What the task requires: Copy whichever lines contain the string "любитель".

>> Begin Dataset records

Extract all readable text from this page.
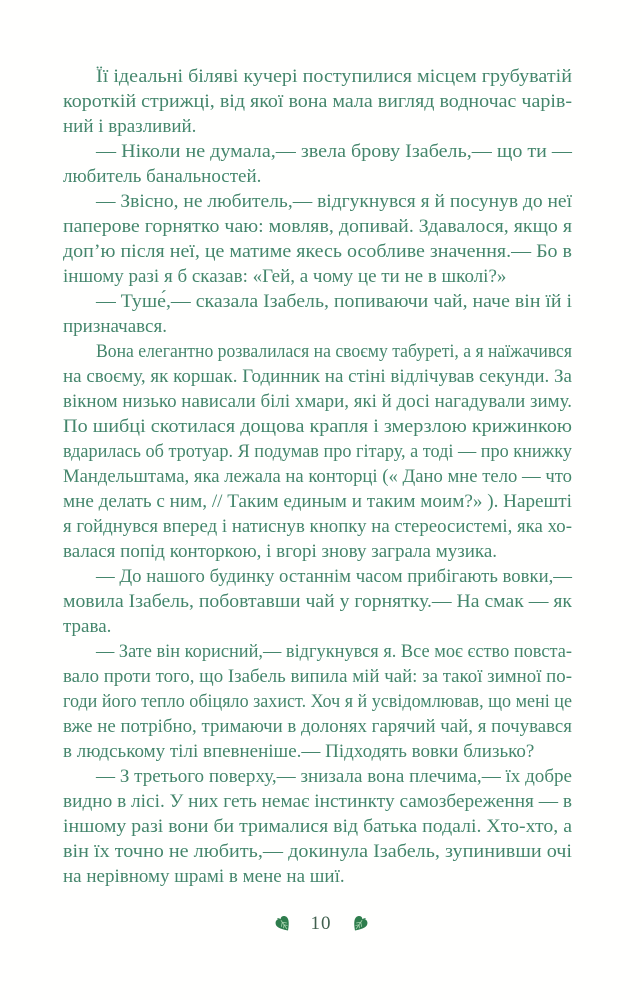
Її ідеальні біляві кучері поступилися місцем грубуватій
короткій стрижці, від якої вона мала вигляд водночас чарів-
ний і вразливий.
— Ніколи не думала,— звела брову Ізабель,— що ти —
любитель банальностей.
— Звісно, не любитель,— відгукнувся я й посунув до неї
паперове горнятко чаю: мовляв, допивай. Здавалося, якщо я
доп’ю після неї, це матиме якесь особливе значення.— Бо в
іншому разі я б сказав: «Гей, а чому це ти не в школі?»
— Туше́,— сказала Ізабель, попиваючи чай, наче він їй і
призначався.
Вона елегантно розвалилася на своєму табуреті, а я наїжачився
на своєму, як коршак. Годинник на стіні відлічував секунди. За
вікном низько нависали білі хмари, які й досі нагадували зиму.
По шибці скотилася дощова крапля і змерзлою крижинкою
вдарилась об тротуар. Я подумав про гітару, а тоді — про книжку
Мандельштама, яка лежала на конторці (« Дано мне тело — что
мне делать с ним, // Таким единым и таким моим?» ). Нарешті
я гойднувся вперед і натиснув кнопку на стереосистемі, яка хо-
валася попід конторкою, і вгорі знову заграла музика.
— До нашого будинку останнім часом прибігають вовки,—
мовила Ізабель, побовтавши чай у горнятку.— На смак — як
трава.
— Зате він корисний,— відгукнувся я. Все моє єство повста-
вало проти того, що Ізабель випила мій чай: за такої зимної по-
годи його тепло обіцяло захист. Хоч я й усвідомлював, що мені це
вже не потрібно, тримаючи в долонях гарячий чай, я почувався
в людському тілі впевненіше.— Підходять вовки близько?
— З третього поверху,— знизала вона плечима,— їх добре
видно в лісі. У них геть немає інстинкту самозбереження — в
іншому разі вони би трималися від батька подалі. Хто-хто, а
він їх точно не любить,— докинула Ізабель, зупинивши очі
на нерівному шрамі в мене на шиї.
10
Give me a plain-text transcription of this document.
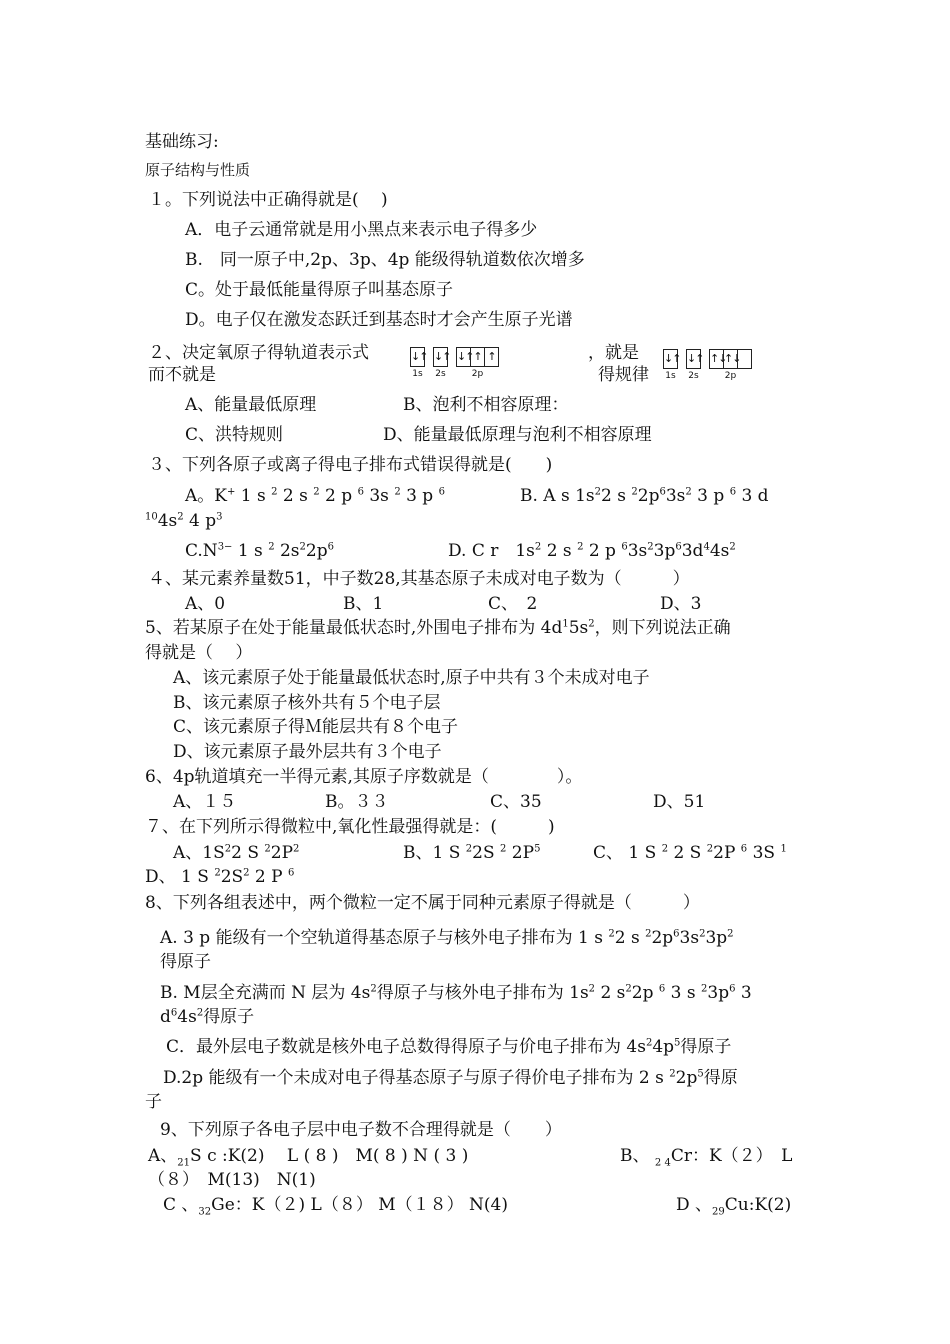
基础练习:
原子结构与性质
１。下列说法中正确得就是(　 )
A．电子云通常就是用小黑点来表示电子得多少
B.　同一原子中,2p、3p、4p 能级得轨道数依次增多
C。处于最低能量得原子叫基态原子
D。电子仅在激发态跃迁到基态时才会产生原子光谱
２、决定氧原子得轨道表示式
而不就是
↓↑
1s
↓↑
2s
↓↑ ↑ ↑
2p
，就是
得规律
↓↑
1s
↓↑
2s
↑↓
↑↓
2p
A、能量最低原理	B、泡利不相容原理：
C、洪特规则	D、能量最低原理与泡利不相容原理
３、下列各原子或离子得电子排布式错误得就是(　　)
A。K+ 1 s $^2$ 2 s $^2$ 2 p $^6$ 3s $^2$ 3 p $^6$	B. A s $1s^22$ s $^22p^63s^2$ 3 p $^6$ 3 d
$^{10}4s^2$ 4 $p^3$
$C.N^{3-}$ 1 s $^2$ $2s^22p^6$	D. C r　$1s^2$ 2 s $^2$ 2 p $^63s^23p^63d^44s^2$
４、某元素养量数51，中子数28,其基态原子未成对电子数为（　　　）
A、0	B、1	C、　2	D、3
5、若某原子在处于能量最低状态时,外围电子排布为 $4d^15s^2$，则下列说法正确
得就是（　 ）
A、该元素原子处于能量最低状态时,原子中共有３个未成对电子
B、该元素原子核外共有５个电子层
C、该元素原子得Ｍ能层共有８个电子
D、该元素原子最外层共有３个电子
6、4p轨道填充一半得元素,其原子序数就是（　　　　）。
A、１５	B。３３	C、35	D、51
７、在下列所示得微粒中,氧化性最强得就是：(　　　)
A、$1S^22$ S $^22P^2$	B、1 S $^2$2S $^2$ $2P^5$	C、 1 S $^2$ 2 S $^2$2P $^6$ 3S $^1$
D、 1 S $^22S^2$ 2 P $^6$
8、下列各组表述中，两个微粒一定不属于同种元素原子得就是（　　　）
A. 3 p 能级有一个空轨道得基态原子与核外电子排布为 1 s $^2$2 s $^22p^63s^23p^2$
得原子
B. M层全充满而 N 层为 $4s^2$得原子与核外电子排布为 $1s^2$ 2 $s^22p$ $^6$ 3 s $^23p^6$ 3
$d^64s^2$得原子
C．最外层电子数就是核外电子总数得得原子与价电子排布为 $4s^24p^5$得原子
D.2p 能级有一个未成对电子得基态原子与原子得价电子排布为 2 s $^22p^5$得原
子
9、下列原子各电子层中电子数不合理得就是（　　）
A、$_{21}$S c :K(2)　 L ( 8 )　M( 8 ) N ( 3 )	B、 $_{2 4}$Cr：K（２）　L
（８）　M(13)　N(1)
C 、$_{32}$Ge：K（２) L（８） M（１８） N(4)	D 、$_{29}$Cu:K(2)
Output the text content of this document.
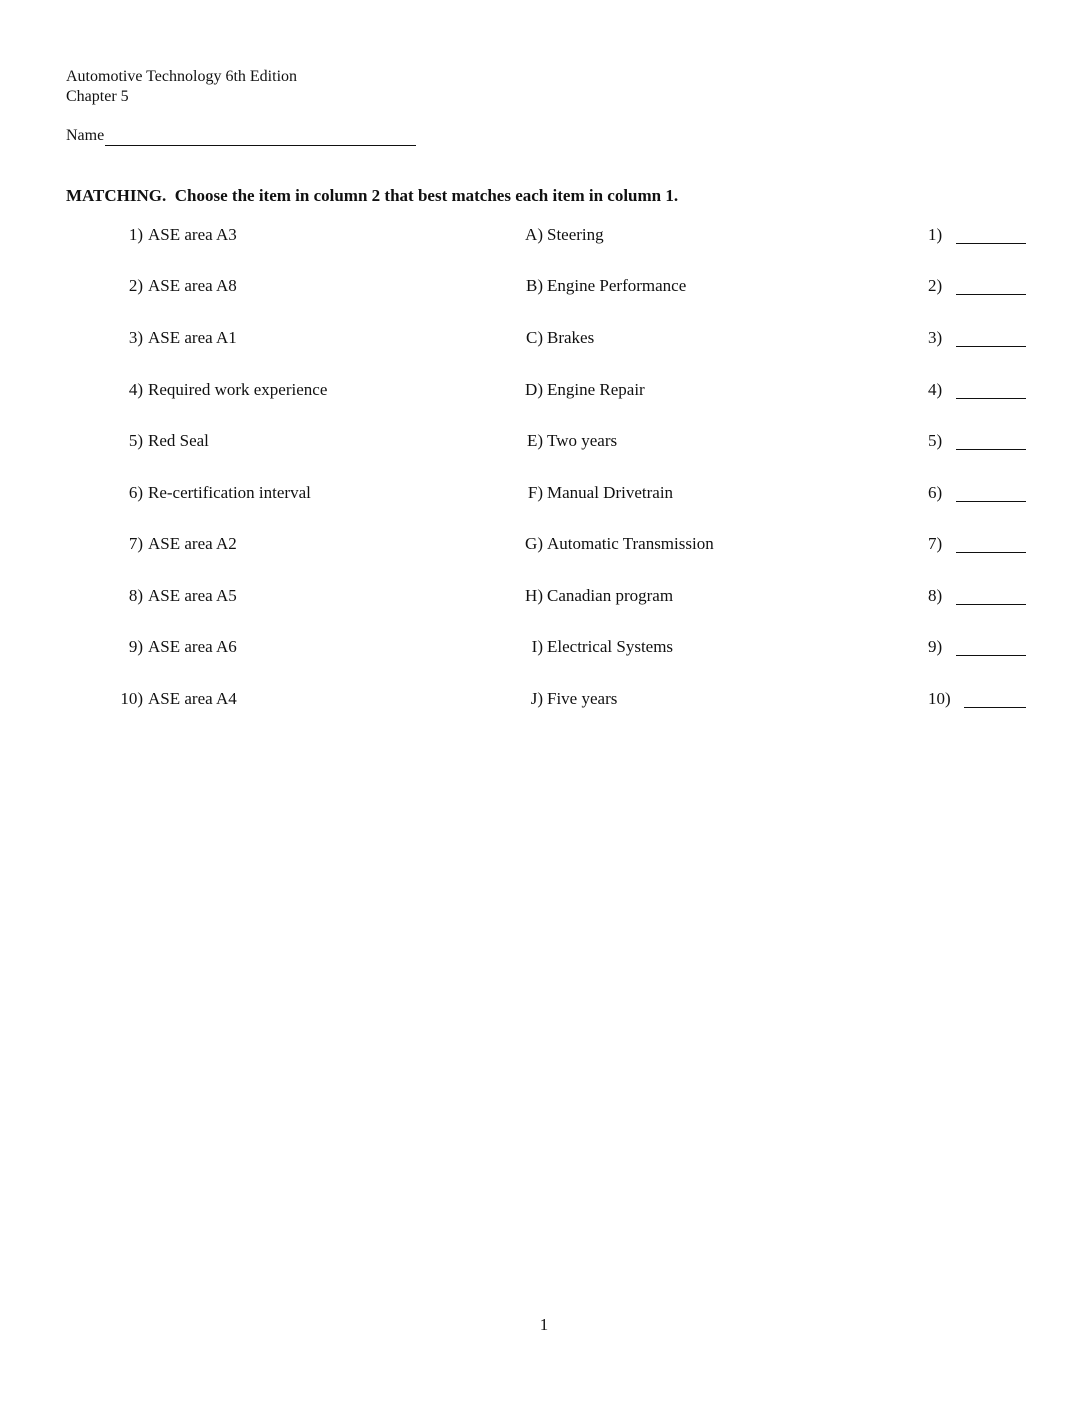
Automotive Technology 6th Edition
Chapter 5
Name
MATCHING.  Choose the item in column 2 that best matches each item in column 1.
1) ASE area A3	A) Steering	1)
2) ASE area A8	B) Engine Performance	2)
3) ASE area A1	C) Brakes	3)
4) Required work experience	D) Engine Repair	4)
5) Red Seal	E) Two years	5)
6) Re-certification interval	F) Manual Drivetrain	6)
7) ASE area A2	G) Automatic Transmission	7)
8) ASE area A5	H) Canadian program	8)
9) ASE area A6	I) Electrical Systems	9)
10) ASE area A4	J) Five years	10)
1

>> End Dataset records

Written answer:
любитель банальностей.
— Звісно, не любитель,— відгукнувся я й посунув до неї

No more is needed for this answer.